◆ **WORK TO BE COMPLETED**
Each line in the entries below that holds the string "restent" is to be listed.
— START —
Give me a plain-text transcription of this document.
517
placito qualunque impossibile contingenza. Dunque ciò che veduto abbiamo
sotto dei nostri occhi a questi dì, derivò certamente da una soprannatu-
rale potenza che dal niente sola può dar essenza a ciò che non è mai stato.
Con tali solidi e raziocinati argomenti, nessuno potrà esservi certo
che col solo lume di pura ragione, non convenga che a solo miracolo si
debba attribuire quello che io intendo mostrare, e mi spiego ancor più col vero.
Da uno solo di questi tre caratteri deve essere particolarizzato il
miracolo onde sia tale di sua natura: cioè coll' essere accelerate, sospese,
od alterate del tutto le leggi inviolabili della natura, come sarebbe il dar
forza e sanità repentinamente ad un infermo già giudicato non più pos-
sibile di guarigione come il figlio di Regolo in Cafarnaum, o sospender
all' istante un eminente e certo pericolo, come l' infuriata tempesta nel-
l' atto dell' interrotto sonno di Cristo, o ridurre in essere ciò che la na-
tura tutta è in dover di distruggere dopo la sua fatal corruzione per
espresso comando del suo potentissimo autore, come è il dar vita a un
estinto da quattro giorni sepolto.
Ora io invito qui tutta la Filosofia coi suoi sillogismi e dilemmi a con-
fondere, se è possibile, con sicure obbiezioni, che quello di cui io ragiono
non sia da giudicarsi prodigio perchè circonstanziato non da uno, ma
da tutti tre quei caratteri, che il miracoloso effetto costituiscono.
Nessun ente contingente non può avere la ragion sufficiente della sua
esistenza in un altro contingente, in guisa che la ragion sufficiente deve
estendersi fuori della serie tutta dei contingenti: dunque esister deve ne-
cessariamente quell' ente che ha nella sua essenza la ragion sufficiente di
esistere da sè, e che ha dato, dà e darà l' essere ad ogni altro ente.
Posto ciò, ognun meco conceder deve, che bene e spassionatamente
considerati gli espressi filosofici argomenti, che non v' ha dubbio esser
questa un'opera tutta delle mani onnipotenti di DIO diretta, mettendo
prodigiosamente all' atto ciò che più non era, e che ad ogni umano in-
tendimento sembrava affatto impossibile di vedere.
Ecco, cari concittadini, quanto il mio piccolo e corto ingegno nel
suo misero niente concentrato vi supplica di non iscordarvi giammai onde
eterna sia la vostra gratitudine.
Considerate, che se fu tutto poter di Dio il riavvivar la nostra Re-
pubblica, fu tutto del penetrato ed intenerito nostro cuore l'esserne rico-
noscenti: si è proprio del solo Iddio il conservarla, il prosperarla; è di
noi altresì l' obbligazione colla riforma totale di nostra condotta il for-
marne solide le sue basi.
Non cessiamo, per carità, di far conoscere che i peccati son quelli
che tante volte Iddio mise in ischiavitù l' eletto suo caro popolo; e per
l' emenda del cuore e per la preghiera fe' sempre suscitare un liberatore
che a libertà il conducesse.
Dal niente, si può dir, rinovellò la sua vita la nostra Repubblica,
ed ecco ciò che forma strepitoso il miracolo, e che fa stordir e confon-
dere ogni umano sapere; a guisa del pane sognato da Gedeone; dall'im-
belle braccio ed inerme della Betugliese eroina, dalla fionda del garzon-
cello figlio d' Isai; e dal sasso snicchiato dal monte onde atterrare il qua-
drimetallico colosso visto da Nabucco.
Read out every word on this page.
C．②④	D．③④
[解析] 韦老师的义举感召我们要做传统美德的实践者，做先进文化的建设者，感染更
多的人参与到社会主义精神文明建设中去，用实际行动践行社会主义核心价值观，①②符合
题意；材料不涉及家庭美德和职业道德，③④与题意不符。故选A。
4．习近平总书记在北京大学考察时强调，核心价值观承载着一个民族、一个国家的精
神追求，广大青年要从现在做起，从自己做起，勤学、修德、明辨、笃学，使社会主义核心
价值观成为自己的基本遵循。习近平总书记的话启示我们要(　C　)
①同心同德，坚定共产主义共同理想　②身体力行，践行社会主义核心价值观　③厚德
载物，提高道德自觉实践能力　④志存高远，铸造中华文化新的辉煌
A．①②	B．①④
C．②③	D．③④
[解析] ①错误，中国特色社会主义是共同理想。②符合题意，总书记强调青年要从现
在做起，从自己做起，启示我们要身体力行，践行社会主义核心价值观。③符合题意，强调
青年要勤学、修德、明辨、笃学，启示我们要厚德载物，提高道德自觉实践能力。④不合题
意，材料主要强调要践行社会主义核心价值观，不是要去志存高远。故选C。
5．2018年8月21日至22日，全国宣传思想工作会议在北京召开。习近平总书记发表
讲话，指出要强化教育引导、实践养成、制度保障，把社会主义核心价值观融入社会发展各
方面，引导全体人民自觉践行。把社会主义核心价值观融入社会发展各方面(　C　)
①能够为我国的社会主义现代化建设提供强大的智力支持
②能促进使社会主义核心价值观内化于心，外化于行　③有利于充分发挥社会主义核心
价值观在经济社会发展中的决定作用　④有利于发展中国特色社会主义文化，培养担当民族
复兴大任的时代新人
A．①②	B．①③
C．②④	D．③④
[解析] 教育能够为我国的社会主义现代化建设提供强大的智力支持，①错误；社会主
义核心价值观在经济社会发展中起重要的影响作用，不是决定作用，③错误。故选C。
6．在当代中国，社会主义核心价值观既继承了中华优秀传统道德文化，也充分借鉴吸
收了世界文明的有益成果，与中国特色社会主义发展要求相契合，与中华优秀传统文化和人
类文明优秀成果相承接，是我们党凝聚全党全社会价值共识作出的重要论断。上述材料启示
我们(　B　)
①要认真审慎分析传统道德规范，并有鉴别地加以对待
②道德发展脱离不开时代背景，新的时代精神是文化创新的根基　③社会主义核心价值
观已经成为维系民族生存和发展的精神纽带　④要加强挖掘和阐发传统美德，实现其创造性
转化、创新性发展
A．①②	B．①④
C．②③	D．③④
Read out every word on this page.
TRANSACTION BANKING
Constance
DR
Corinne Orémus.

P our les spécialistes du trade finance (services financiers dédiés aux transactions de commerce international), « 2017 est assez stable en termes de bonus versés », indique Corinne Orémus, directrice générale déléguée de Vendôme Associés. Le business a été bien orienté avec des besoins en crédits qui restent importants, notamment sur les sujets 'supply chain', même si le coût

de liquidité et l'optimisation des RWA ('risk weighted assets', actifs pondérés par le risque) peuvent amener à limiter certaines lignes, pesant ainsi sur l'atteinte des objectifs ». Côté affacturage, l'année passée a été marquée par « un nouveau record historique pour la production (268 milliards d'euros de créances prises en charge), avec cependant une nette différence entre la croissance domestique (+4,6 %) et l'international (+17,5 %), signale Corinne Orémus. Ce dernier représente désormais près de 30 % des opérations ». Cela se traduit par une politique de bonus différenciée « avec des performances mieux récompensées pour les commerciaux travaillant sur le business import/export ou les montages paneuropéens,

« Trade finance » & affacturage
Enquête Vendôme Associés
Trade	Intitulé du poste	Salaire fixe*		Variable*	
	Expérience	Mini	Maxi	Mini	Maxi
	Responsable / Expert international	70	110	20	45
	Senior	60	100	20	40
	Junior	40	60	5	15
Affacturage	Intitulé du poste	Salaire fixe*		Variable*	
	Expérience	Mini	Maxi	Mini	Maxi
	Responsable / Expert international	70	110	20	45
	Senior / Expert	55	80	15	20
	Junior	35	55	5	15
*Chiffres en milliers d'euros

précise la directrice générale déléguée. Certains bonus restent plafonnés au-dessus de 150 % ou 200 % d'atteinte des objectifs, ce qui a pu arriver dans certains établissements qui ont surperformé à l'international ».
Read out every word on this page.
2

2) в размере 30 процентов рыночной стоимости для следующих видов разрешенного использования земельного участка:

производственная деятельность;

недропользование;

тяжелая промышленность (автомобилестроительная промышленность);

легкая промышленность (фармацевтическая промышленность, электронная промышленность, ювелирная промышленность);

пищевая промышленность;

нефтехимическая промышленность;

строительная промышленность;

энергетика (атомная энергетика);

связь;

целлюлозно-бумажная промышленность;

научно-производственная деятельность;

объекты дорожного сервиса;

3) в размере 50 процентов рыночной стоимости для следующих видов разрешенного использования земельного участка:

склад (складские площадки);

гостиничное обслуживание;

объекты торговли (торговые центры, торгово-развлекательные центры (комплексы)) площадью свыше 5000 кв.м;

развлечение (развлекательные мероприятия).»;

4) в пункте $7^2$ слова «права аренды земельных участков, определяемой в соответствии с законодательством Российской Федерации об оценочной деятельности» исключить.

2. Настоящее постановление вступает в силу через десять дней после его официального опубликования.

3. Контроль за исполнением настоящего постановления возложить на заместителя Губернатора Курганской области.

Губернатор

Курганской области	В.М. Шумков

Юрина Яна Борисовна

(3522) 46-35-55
— END —
◆ **EXPECTED ANSWER**
P our les spécialistes du trade finance (services financiers dédiés aux transactions de commerce international), « 2017 est assez stable en termes de bonus versés », indique Corinne Orémus, directrice générale déléguée de Vendôme Associés. Le business a été bien orienté avec des besoins en crédits qui restent importants, notamment sur les sujets 'supply chain', même si le coût
précise la directrice générale déléguée. Certains bonus restent plafonnés au-dessus de 150 % ou 200 % d'atteinte des objectifs, ce qui a pu arriver dans certains établissements qui ont surperformé à l'international ».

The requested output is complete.